── DATASET ROWS ──

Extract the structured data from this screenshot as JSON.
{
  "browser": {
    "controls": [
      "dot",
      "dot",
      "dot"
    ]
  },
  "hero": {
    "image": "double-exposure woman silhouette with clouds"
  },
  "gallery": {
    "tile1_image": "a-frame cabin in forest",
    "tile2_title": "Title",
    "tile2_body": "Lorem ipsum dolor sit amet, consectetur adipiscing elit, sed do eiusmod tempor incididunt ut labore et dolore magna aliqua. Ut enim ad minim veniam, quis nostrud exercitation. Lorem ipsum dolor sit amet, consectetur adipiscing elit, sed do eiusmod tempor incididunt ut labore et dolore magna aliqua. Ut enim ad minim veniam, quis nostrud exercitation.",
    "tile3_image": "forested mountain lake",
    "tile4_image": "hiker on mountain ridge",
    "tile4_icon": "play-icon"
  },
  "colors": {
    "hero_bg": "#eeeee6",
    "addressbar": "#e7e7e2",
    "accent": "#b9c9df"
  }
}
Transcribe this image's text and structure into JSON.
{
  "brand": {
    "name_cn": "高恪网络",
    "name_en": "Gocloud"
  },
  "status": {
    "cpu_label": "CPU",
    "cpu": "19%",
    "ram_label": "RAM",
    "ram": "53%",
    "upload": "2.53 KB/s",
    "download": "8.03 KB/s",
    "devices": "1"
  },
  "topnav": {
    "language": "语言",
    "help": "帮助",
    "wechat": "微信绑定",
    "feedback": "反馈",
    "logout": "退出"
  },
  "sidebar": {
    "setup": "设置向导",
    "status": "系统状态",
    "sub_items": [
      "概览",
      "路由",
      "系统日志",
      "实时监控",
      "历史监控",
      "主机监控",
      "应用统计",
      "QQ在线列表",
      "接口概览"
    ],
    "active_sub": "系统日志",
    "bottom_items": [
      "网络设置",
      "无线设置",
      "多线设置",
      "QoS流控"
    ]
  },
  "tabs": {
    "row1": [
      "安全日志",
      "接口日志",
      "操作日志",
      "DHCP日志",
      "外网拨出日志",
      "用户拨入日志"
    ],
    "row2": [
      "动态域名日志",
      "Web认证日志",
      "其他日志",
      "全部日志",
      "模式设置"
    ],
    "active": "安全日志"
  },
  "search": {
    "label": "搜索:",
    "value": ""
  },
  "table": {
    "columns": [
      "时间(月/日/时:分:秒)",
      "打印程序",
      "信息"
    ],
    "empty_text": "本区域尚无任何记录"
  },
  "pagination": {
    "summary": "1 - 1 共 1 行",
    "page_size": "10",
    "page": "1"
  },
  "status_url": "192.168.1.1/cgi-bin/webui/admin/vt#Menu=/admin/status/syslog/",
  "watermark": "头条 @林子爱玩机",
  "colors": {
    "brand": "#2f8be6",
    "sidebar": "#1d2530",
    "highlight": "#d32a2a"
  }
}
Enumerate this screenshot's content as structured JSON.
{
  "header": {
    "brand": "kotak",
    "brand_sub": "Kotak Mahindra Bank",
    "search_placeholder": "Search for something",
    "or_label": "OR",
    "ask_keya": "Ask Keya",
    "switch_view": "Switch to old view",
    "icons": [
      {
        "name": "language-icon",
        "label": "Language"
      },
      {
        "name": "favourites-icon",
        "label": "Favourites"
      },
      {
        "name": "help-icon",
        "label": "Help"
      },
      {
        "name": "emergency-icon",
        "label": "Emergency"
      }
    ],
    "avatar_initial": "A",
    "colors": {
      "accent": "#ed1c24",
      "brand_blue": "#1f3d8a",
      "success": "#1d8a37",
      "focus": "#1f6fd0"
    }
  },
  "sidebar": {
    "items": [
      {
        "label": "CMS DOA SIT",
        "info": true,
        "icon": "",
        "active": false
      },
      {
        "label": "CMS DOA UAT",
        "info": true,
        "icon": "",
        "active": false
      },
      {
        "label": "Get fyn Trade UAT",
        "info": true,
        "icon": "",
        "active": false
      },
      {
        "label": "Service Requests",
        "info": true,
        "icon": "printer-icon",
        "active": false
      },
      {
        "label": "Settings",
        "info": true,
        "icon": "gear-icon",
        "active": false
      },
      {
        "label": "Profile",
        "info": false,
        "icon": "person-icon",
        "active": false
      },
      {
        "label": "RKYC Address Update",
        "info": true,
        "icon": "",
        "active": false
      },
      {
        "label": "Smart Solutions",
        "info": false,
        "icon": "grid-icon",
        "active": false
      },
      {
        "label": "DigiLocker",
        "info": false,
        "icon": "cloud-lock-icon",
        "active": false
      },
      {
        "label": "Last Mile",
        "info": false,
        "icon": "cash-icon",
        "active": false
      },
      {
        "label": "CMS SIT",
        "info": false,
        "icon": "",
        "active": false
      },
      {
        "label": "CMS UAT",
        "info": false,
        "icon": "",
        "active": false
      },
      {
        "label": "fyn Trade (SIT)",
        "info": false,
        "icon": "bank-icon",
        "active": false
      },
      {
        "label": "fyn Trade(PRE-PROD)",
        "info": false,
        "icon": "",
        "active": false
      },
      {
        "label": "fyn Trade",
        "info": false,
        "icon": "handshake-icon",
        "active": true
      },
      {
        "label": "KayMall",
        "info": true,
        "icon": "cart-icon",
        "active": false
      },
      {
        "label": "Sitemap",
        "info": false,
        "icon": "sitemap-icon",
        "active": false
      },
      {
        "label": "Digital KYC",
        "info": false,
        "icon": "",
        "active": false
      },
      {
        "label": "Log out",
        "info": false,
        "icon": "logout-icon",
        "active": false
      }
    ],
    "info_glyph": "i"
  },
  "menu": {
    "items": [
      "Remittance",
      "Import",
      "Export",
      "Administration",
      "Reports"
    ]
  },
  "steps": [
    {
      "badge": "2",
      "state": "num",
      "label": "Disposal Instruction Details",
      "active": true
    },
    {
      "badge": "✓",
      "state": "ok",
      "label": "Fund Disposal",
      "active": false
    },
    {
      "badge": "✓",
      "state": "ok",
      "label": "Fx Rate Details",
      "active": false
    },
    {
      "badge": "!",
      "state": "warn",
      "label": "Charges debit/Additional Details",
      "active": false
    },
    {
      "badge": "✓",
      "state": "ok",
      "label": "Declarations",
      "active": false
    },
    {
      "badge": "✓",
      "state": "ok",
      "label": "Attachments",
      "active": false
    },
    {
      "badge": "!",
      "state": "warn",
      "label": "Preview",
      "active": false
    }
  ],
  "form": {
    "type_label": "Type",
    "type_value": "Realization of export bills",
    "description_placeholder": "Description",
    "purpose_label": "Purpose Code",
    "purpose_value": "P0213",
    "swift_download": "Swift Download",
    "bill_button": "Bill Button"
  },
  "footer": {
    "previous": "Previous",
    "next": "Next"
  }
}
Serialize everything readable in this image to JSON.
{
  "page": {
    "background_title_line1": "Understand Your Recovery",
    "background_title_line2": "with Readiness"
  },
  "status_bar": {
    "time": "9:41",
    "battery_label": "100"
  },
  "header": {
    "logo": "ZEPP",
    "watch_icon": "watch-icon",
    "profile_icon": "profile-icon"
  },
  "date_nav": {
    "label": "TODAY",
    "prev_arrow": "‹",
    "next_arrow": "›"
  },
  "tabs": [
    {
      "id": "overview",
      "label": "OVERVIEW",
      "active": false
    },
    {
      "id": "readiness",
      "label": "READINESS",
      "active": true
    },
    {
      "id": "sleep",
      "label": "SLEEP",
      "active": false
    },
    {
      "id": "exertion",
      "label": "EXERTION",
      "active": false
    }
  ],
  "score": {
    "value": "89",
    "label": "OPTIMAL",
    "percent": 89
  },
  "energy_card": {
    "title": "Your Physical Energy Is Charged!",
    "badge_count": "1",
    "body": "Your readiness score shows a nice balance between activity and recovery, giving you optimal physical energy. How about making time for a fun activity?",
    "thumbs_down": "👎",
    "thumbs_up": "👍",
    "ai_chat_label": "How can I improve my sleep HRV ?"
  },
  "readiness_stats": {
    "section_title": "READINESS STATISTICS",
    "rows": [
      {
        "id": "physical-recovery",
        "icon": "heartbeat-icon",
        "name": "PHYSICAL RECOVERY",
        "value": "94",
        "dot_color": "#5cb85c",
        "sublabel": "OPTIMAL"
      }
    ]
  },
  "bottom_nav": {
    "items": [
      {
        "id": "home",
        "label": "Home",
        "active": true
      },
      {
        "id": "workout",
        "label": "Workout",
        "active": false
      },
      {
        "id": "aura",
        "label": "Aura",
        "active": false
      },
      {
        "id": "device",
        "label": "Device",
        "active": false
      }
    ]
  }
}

───

• [EXERCISE INSTRUCTIONS]
Go through the material above and copy each line that has the word "this".

• [CORRECT OUTPUT]
Extract the structured data from this screenshot as JSON.
Transcribe this image's text and structure into JSON.
Enumerate this screenshot's content as structured JSON.
Serialize everything readable in this image to JSON.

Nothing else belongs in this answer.